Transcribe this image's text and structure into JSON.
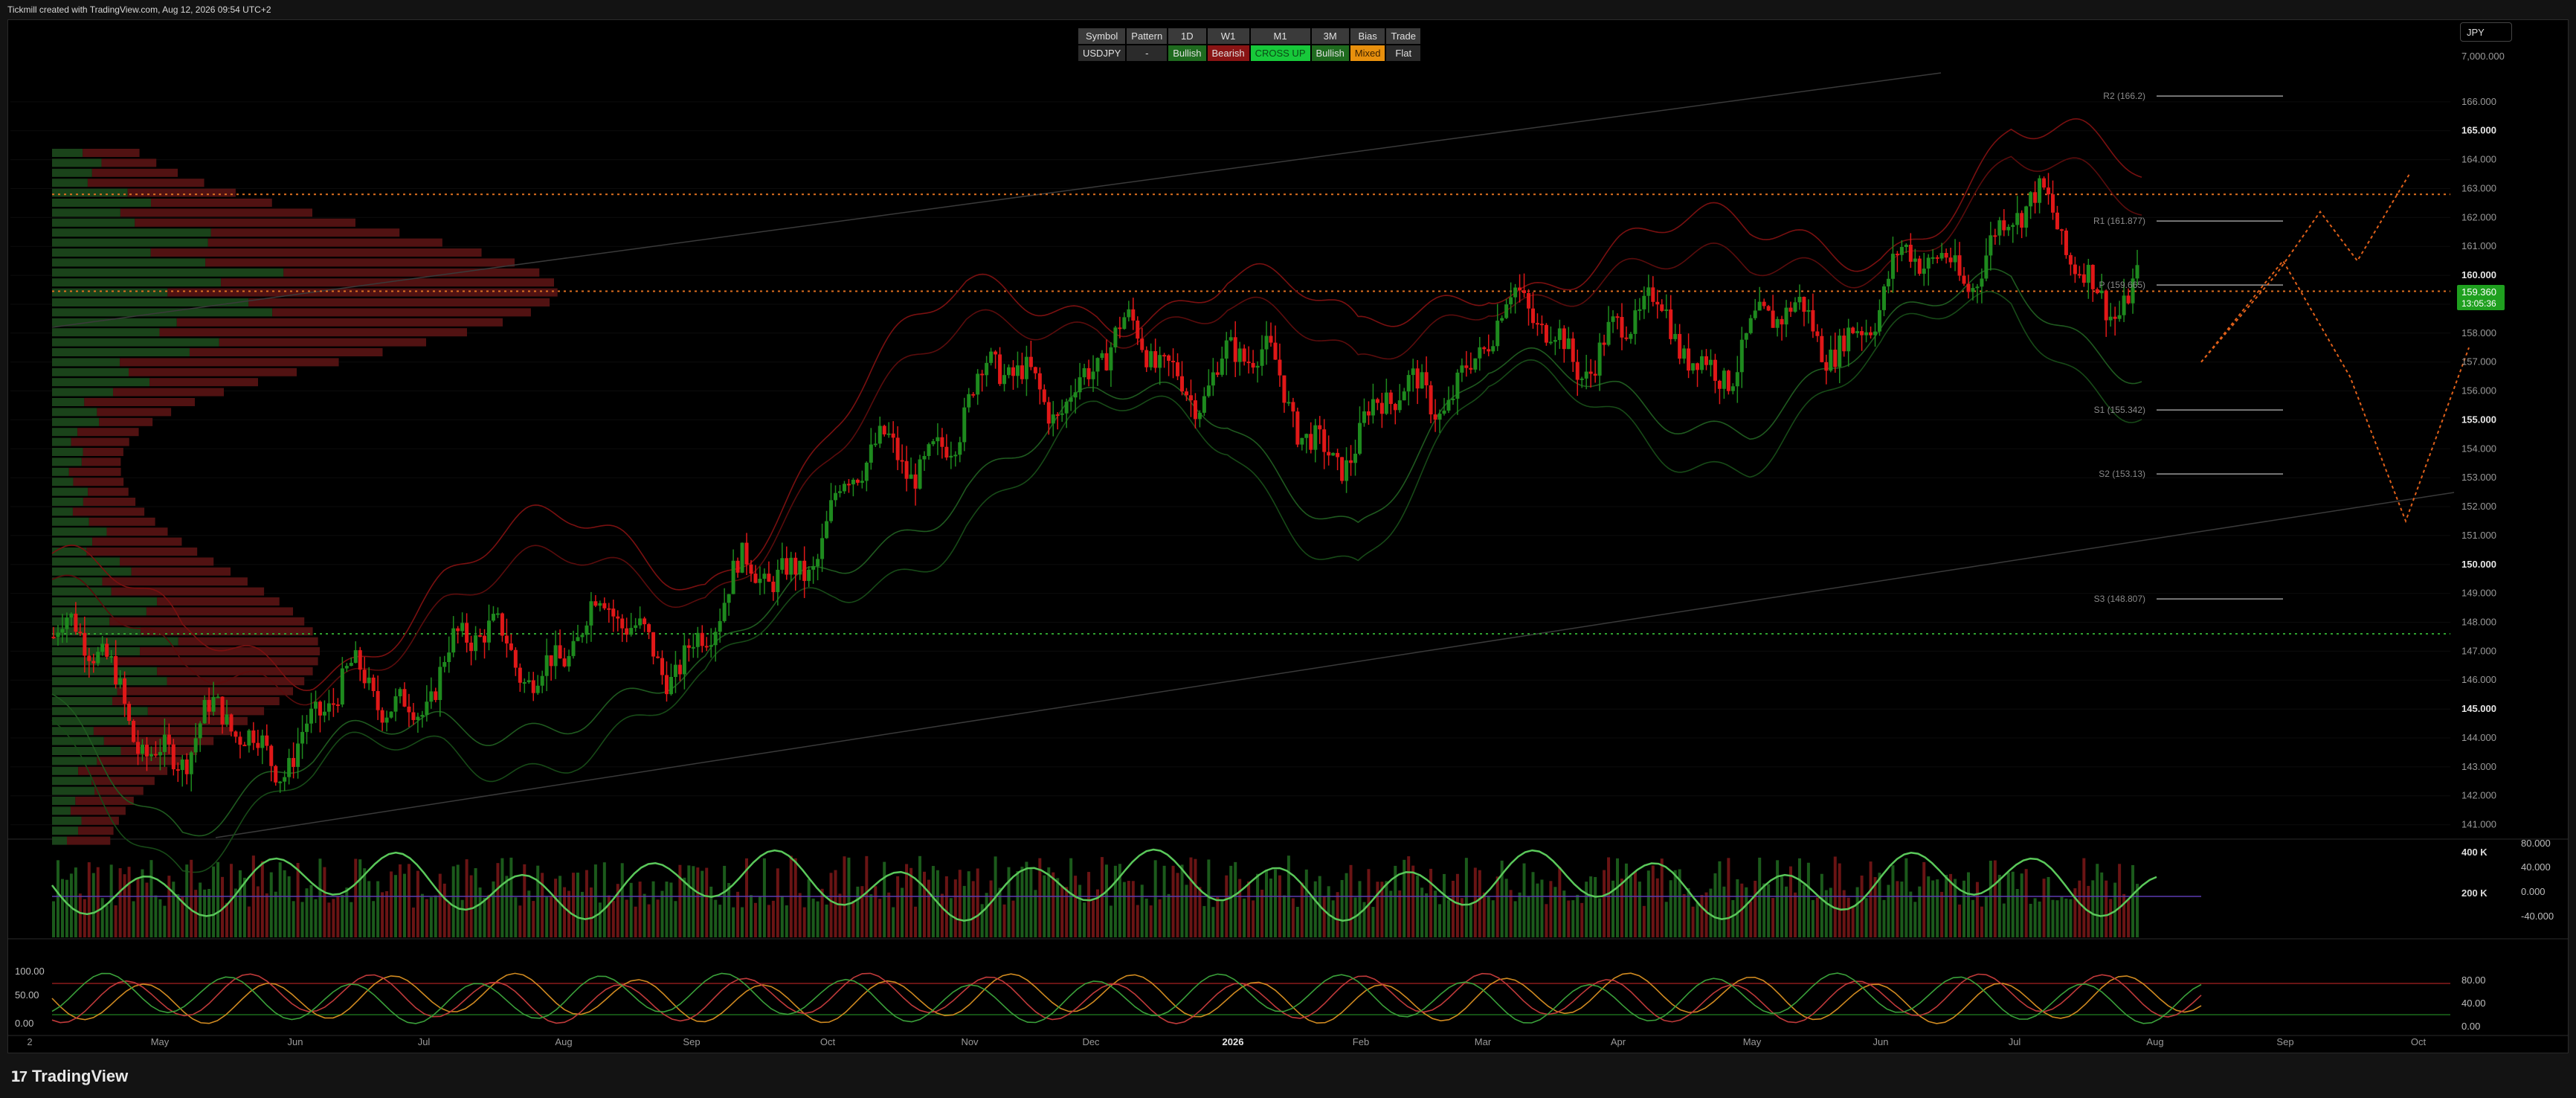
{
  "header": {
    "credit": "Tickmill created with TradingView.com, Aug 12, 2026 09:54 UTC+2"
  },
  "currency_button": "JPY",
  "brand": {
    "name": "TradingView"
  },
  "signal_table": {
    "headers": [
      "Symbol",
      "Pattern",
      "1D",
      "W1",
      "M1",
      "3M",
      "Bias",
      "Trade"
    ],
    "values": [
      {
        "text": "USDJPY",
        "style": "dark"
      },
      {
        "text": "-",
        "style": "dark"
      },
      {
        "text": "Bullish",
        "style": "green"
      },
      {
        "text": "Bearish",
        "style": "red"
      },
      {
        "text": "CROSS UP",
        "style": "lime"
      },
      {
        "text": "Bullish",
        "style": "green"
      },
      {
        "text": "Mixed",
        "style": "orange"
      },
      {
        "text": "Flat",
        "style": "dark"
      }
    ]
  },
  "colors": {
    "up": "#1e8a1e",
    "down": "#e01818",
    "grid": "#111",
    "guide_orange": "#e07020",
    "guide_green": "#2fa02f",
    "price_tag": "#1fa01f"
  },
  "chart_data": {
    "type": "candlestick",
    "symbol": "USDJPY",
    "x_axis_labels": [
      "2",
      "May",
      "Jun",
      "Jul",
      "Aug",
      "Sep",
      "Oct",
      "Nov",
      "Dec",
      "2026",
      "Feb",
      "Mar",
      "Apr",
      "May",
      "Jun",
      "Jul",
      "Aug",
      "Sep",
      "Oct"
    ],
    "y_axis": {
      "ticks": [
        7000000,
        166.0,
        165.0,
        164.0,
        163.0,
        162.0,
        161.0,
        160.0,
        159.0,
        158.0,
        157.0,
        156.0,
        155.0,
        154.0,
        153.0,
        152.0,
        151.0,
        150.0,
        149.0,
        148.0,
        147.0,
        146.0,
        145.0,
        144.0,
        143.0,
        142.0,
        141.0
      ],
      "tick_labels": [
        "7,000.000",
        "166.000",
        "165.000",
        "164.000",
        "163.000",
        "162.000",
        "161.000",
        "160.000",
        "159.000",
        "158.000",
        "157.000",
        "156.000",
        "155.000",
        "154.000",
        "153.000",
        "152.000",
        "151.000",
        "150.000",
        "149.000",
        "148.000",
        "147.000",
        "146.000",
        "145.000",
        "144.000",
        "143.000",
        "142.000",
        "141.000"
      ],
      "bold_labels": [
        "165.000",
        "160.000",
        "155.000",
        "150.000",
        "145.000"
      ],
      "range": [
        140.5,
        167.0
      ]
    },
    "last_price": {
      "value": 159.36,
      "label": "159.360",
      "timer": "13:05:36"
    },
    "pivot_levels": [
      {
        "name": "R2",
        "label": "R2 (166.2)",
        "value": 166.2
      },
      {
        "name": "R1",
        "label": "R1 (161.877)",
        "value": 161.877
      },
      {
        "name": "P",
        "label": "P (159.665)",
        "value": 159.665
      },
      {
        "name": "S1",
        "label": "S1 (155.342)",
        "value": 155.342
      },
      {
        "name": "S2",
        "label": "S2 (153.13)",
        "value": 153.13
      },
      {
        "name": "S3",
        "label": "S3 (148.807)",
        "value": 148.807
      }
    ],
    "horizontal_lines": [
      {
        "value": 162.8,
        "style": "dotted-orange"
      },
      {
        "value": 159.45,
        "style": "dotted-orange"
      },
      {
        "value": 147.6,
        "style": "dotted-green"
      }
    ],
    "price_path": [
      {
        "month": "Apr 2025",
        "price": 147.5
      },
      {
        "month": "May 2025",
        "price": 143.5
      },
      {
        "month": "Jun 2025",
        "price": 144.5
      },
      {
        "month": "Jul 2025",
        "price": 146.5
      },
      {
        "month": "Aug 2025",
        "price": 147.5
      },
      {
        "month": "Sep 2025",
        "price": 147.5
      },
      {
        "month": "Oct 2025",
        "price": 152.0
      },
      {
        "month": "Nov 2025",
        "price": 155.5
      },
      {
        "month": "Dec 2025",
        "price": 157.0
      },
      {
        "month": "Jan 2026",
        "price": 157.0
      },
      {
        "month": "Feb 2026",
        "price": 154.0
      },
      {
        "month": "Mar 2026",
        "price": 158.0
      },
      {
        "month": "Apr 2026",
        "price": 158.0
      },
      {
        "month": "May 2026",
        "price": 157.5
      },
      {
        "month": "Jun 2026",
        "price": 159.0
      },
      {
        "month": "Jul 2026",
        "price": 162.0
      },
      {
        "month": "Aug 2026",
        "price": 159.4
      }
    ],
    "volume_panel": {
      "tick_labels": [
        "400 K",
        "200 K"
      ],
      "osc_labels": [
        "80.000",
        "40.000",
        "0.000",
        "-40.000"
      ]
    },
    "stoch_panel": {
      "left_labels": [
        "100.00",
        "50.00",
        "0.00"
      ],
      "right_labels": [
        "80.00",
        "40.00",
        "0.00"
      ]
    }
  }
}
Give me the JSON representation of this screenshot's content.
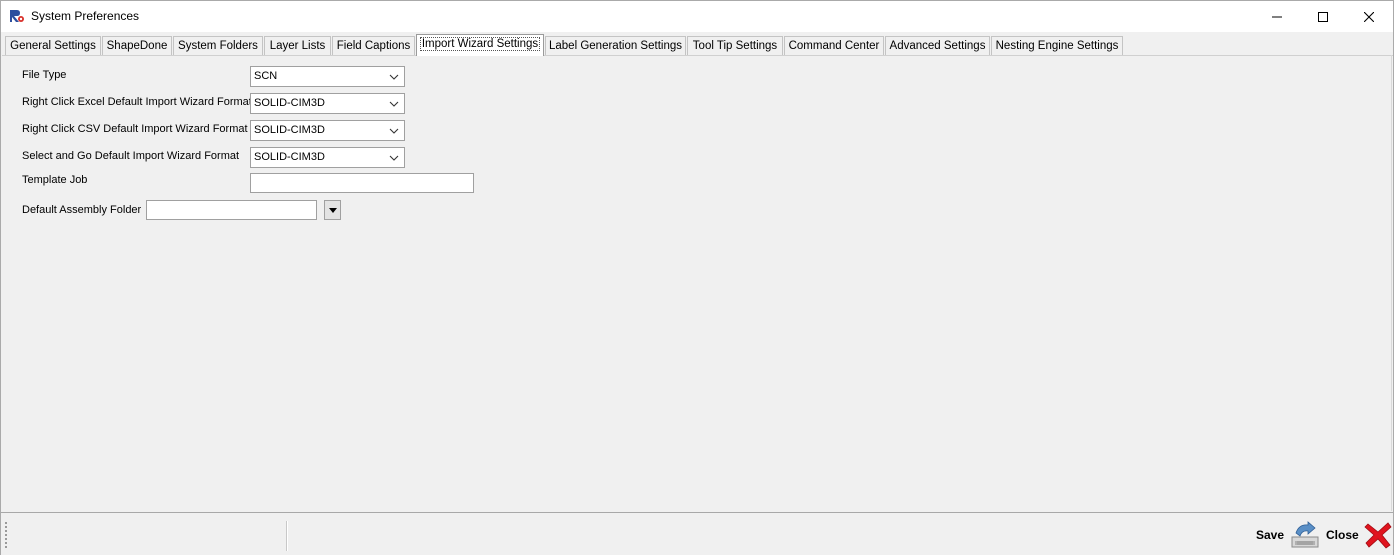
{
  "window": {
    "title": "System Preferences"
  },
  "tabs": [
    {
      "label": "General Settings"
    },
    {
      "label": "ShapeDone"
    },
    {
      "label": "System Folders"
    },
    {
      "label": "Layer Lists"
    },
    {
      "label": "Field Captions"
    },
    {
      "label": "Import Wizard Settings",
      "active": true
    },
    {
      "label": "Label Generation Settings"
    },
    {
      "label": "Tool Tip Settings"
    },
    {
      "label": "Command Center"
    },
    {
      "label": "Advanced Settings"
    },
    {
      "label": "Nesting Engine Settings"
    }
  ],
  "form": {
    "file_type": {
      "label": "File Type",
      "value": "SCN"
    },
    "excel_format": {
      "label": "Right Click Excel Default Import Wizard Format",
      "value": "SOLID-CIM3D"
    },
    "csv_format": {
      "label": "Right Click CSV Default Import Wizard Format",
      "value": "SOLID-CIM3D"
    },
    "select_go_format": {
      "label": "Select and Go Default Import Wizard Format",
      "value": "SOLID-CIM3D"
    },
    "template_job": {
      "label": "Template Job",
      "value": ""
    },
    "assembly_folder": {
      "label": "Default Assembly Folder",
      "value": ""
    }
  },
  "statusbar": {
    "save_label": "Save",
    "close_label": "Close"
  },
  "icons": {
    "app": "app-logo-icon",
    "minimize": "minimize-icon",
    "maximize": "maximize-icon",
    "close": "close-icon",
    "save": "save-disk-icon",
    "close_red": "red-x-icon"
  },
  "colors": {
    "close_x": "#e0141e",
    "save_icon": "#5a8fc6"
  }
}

☆ ☆ ☆ ☆ ☆ ☆ ☆

Search the listing for the word "name" and return each line that holds it.

    "name": "TradingView"
        "name": "R2",
        "name": "R1",
        "name": "P",
        "name": "S1",
        "name": "S2",
        "name": "S3",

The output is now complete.